DATA LISTING:
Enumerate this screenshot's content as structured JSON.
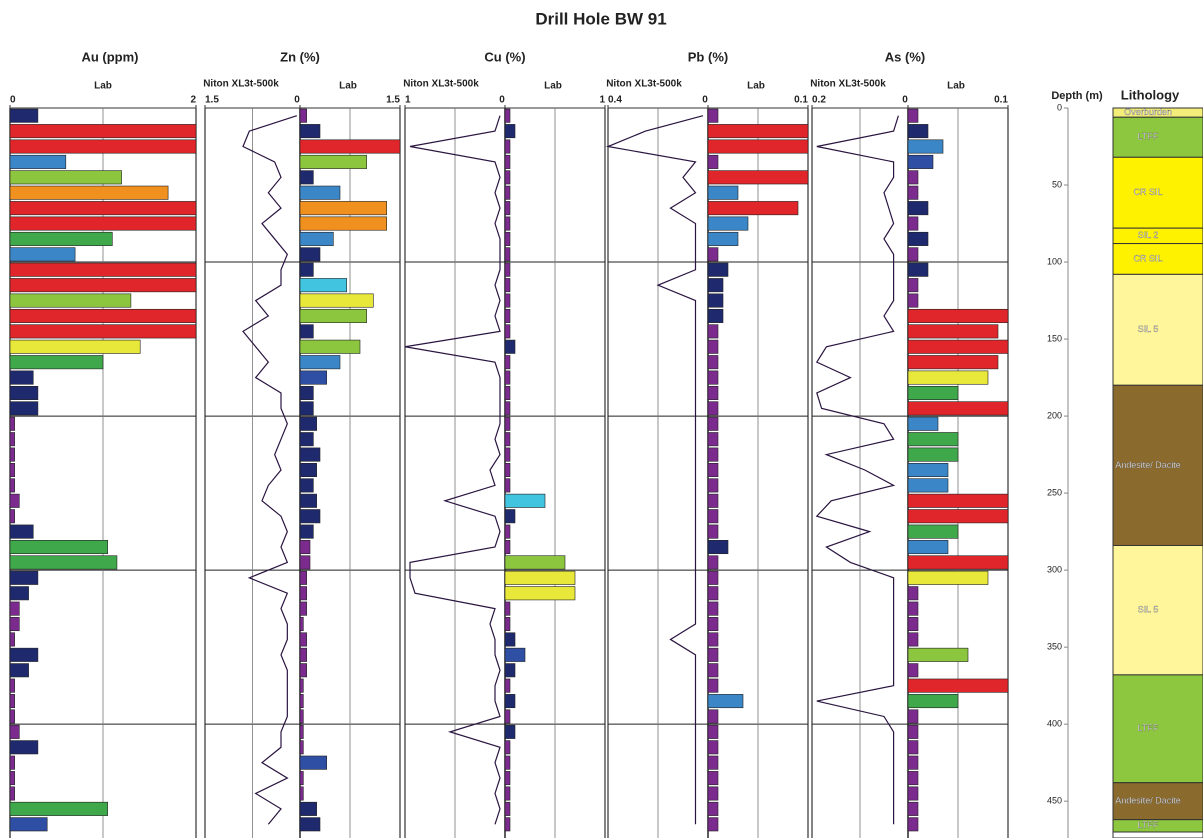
{
  "chart_data": {
    "type": "well-log",
    "title": "Drill Hole BW 91",
    "depth_label": "Depth (m)",
    "lithology_label": "Lithology",
    "ylim": [
      0,
      470
    ],
    "yticks": [
      0,
      50,
      100,
      150,
      200,
      250,
      300,
      350,
      400,
      450
    ],
    "palette": [
      "#7b2a8e",
      "#1f2a6e",
      "#2e4fa3",
      "#3b86c6",
      "#41c4e0",
      "#3ea84a",
      "#8cc63f",
      "#e8e83a",
      "#f0901e",
      "#e0262a"
    ],
    "niton_color": "#2a1540",
    "depths": [
      0,
      10,
      20,
      30,
      40,
      50,
      60,
      70,
      80,
      90,
      100,
      110,
      120,
      130,
      140,
      150,
      160,
      170,
      180,
      190,
      200,
      210,
      220,
      230,
      240,
      250,
      260,
      270,
      280,
      290,
      300,
      310,
      320,
      330,
      340,
      350,
      360,
      370,
      380,
      390,
      400,
      410,
      420,
      430,
      440,
      450,
      460
    ],
    "panels": [
      {
        "title": "Au (ppm)",
        "lab": {
          "label": "Lab",
          "xlim": [
            0,
            2
          ],
          "xticks": [
            0,
            2
          ],
          "values": [
            0.3,
            2,
            2,
            0.6,
            1.2,
            1.7,
            2,
            2,
            1.1,
            0.7,
            2,
            2,
            1.3,
            2,
            2,
            1.4,
            1.0,
            0.25,
            0.3,
            0.3,
            0.05,
            0.05,
            0.05,
            0.05,
            0.05,
            0.1,
            0.05,
            0.25,
            1.05,
            1.15,
            0.3,
            0.2,
            0.1,
            0.1,
            0.05,
            0.3,
            0.2,
            0.05,
            0.05,
            0.05,
            0.1,
            0.3,
            0.05,
            0.05,
            0.05,
            1.05,
            0.4
          ]
        }
      },
      {
        "title": "Zn (%)",
        "niton": {
          "label": "Niton XL3t-500k",
          "xlim": [
            1.5,
            0
          ],
          "xticks": [
            1.5
          ],
          "values": [
            0.05,
            0.8,
            0.9,
            0.4,
            0.3,
            0.5,
            0.3,
            0.6,
            0.4,
            0.2,
            0.3,
            0.3,
            0.7,
            0.5,
            0.9,
            0.7,
            0.5,
            0.7,
            0.3,
            0.3,
            0.2,
            0.3,
            0.4,
            0.3,
            0.5,
            0.6,
            0.3,
            0.2,
            0.3,
            0.2,
            0.8,
            0.2,
            0.3,
            0.2,
            0.2,
            0.3,
            0.2,
            0.2,
            0.2,
            0.2,
            0.3,
            0.3,
            0.6,
            0.2,
            0.7,
            0.3,
            0.5
          ]
        },
        "lab": {
          "label": "Lab",
          "xlim": [
            0,
            1.5
          ],
          "xticks": [
            0,
            1.5
          ],
          "values": [
            0.1,
            0.3,
            1.5,
            1.0,
            0.2,
            0.6,
            1.3,
            1.3,
            0.5,
            0.3,
            0.2,
            0.7,
            1.1,
            1.0,
            0.2,
            0.9,
            0.6,
            0.4,
            0.2,
            0.2,
            0.25,
            0.2,
            0.3,
            0.25,
            0.2,
            0.25,
            0.3,
            0.2,
            0.15,
            0.15,
            0.1,
            0.1,
            0.1,
            0.05,
            0.1,
            0.1,
            0.1,
            0.05,
            0.05,
            0.05,
            0.05,
            0.05,
            0.4,
            0.05,
            0.05,
            0.25,
            0.3
          ]
        }
      },
      {
        "title": "Cu (%)",
        "niton": {
          "label": "Niton XL3t-500k",
          "xlim": [
            1,
            0
          ],
          "xticks": [
            1
          ],
          "values": [
            0.05,
            0.1,
            0.95,
            0.1,
            0.05,
            0.1,
            0.05,
            0.1,
            0.05,
            0.05,
            0.05,
            0.1,
            0.05,
            0.1,
            0.05,
            1.0,
            0.1,
            0.05,
            0.05,
            0.05,
            0.05,
            0.1,
            0.05,
            0.15,
            0.1,
            0.6,
            0.1,
            0.05,
            0.1,
            0.95,
            0.95,
            0.9,
            0.1,
            0.15,
            0.1,
            0.1,
            0.05,
            0.1,
            0.1,
            0.05,
            0.55,
            0.05,
            0.1,
            0.05,
            0.1,
            0.05,
            0.1
          ]
        },
        "lab": {
          "label": "Lab",
          "xlim": [
            0,
            1
          ],
          "xticks": [
            0,
            1
          ],
          "values": [
            0.05,
            0.1,
            0.05,
            0.05,
            0.05,
            0.05,
            0.05,
            0.05,
            0.05,
            0.05,
            0.05,
            0.05,
            0.05,
            0.05,
            0.05,
            0.1,
            0.05,
            0.05,
            0.05,
            0.05,
            0.05,
            0.05,
            0.05,
            0.05,
            0.05,
            0.4,
            0.1,
            0.05,
            0.05,
            0.6,
            0.7,
            0.7,
            0.05,
            0.05,
            0.1,
            0.2,
            0.1,
            0.05,
            0.1,
            0.05,
            0.1,
            0.05,
            0.05,
            0.05,
            0.05,
            0.05,
            0.05
          ]
        }
      },
      {
        "title": "Pb (%)",
        "niton": {
          "label": "Niton XL3t-500k",
          "xlim": [
            0.4,
            0
          ],
          "xticks": [
            0.4
          ],
          "values": [
            0.02,
            0.25,
            0.4,
            0.05,
            0.1,
            0.05,
            0.15,
            0.05,
            0.05,
            0.05,
            0.05,
            0.2,
            0.05,
            0.05,
            0.05,
            0.05,
            0.05,
            0.05,
            0.05,
            0.05,
            0.05,
            0.05,
            0.05,
            0.05,
            0.05,
            0.05,
            0.05,
            0.05,
            0.05,
            0.05,
            0.05,
            0.05,
            0.05,
            0.05,
            0.15,
            0.05,
            0.05,
            0.05,
            0.05,
            0.05,
            0.05,
            0.05,
            0.05,
            0.05,
            0.05,
            0.05,
            0.05
          ]
        },
        "lab": {
          "label": "Lab",
          "xlim": [
            0,
            0.1
          ],
          "xticks": [
            0,
            0.1
          ],
          "values": [
            0.01,
            0.1,
            0.1,
            0.01,
            0.1,
            0.03,
            0.09,
            0.04,
            0.03,
            0.01,
            0.02,
            0.015,
            0.015,
            0.015,
            0.01,
            0.01,
            0.01,
            0.01,
            0.01,
            0.01,
            0.01,
            0.01,
            0.01,
            0.01,
            0.01,
            0.01,
            0.01,
            0.01,
            0.02,
            0.01,
            0.01,
            0.01,
            0.01,
            0.01,
            0.01,
            0.01,
            0.01,
            0.01,
            0.035,
            0.01,
            0.01,
            0.01,
            0.01,
            0.01,
            0.01,
            0.01,
            0.01
          ]
        }
      },
      {
        "title": "As  (%)",
        "niton": {
          "label": "Niton XL3t-500k",
          "xlim": [
            0.2,
            0
          ],
          "xticks": [
            0.2
          ],
          "values": [
            0.02,
            0.03,
            0.19,
            0.03,
            0.03,
            0.05,
            0.04,
            0.03,
            0.05,
            0.03,
            0.03,
            0.03,
            0.03,
            0.05,
            0.03,
            0.17,
            0.19,
            0.12,
            0.19,
            0.18,
            0.05,
            0.03,
            0.17,
            0.09,
            0.03,
            0.16,
            0.19,
            0.08,
            0.17,
            0.12,
            0.03,
            0.03,
            0.03,
            0.03,
            0.03,
            0.03,
            0.03,
            0.03,
            0.19,
            0.05,
            0.03,
            0.03,
            0.03,
            0.03,
            0.03,
            0.03,
            0.03
          ]
        },
        "lab": {
          "label": "Lab",
          "xlim": [
            0,
            0.1
          ],
          "xticks": [
            0,
            0.1
          ],
          "values": [
            0.01,
            0.02,
            0.035,
            0.025,
            0.01,
            0.01,
            0.02,
            0.01,
            0.02,
            0.01,
            0.02,
            0.01,
            0.01,
            0.1,
            0.09,
            0.1,
            0.09,
            0.08,
            0.05,
            0.1,
            0.03,
            0.05,
            0.05,
            0.04,
            0.04,
            0.1,
            0.1,
            0.05,
            0.04,
            0.1,
            0.08,
            0.01,
            0.01,
            0.01,
            0.01,
            0.06,
            0.01,
            0.1,
            0.05,
            0.01,
            0.01,
            0.01,
            0.01,
            0.01,
            0.01,
            0.01,
            0.01
          ]
        }
      }
    ],
    "lithology": [
      {
        "label": "Overburden",
        "top": 0,
        "bottom": 6,
        "color": "#f3ee7a"
      },
      {
        "label": "LTFF",
        "top": 6,
        "bottom": 32,
        "color": "#8dc63f"
      },
      {
        "label": "CR SIL",
        "top": 32,
        "bottom": 78,
        "color": "#fff200"
      },
      {
        "label": "SIL 2",
        "top": 78,
        "bottom": 88,
        "color": "#fff200"
      },
      {
        "label": "CR SIL",
        "top": 88,
        "bottom": 108,
        "color": "#fff200"
      },
      {
        "label": "SIL 5",
        "top": 108,
        "bottom": 180,
        "color": "#fff59a"
      },
      {
        "label": "Andesite/ Dacite",
        "top": 180,
        "bottom": 284,
        "color": "#8b6a2e"
      },
      {
        "label": "SIL 5",
        "top": 284,
        "bottom": 368,
        "color": "#fff59a"
      },
      {
        "label": "LTFF",
        "top": 368,
        "bottom": 438,
        "color": "#8dc63f"
      },
      {
        "label": "Andesite/ Dacite",
        "top": 438,
        "bottom": 462,
        "color": "#8b6a2e"
      },
      {
        "label": "LTFF",
        "top": 462,
        "bottom": 470,
        "color": "#8dc63f"
      }
    ]
  }
}
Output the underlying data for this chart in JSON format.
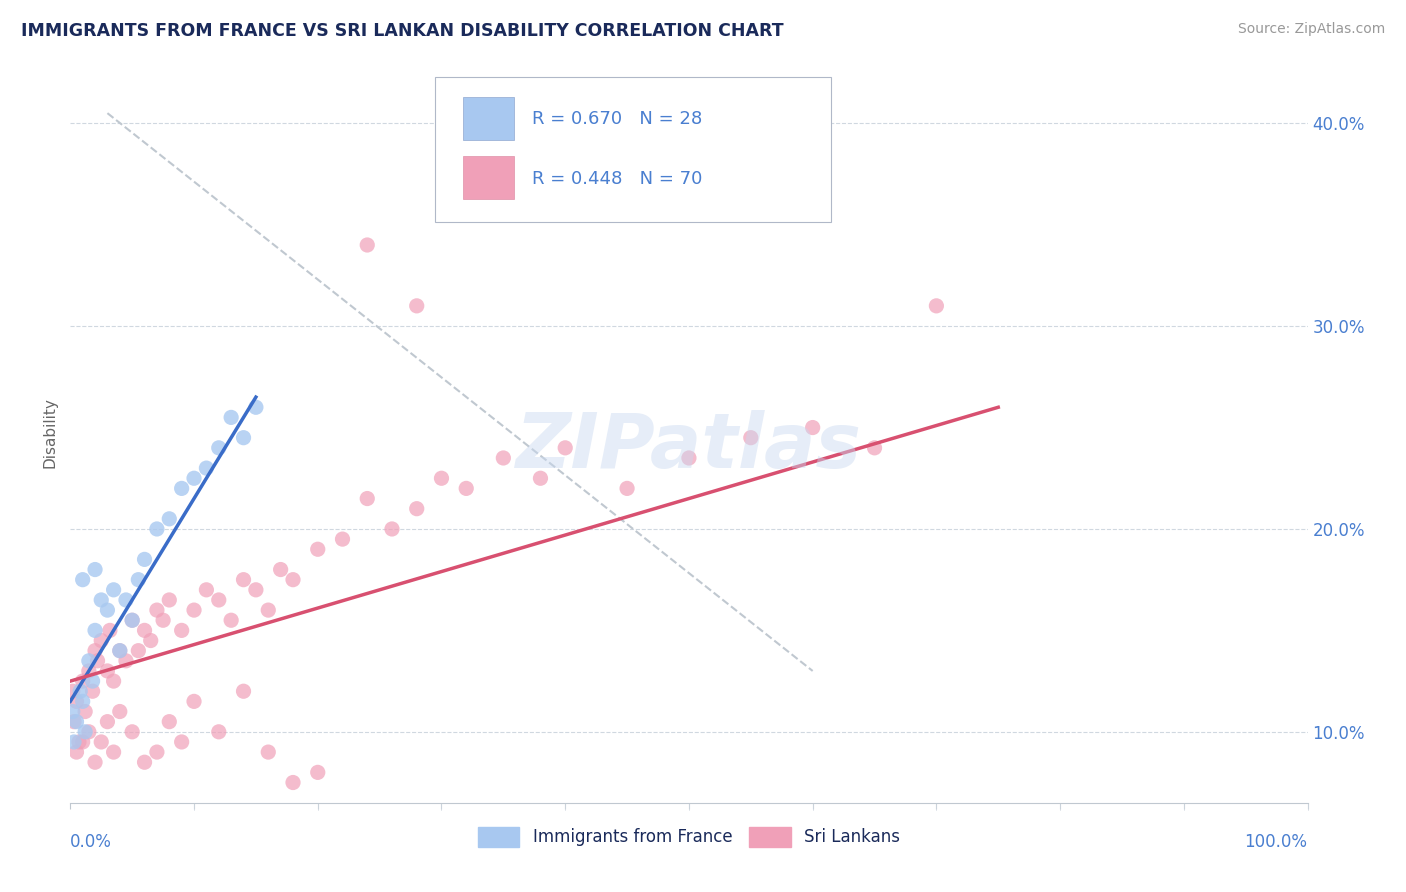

INSTRUCTION: Provide the number of lines in the entries that include "JSON", and no other text.

COMPLETED TASK: 2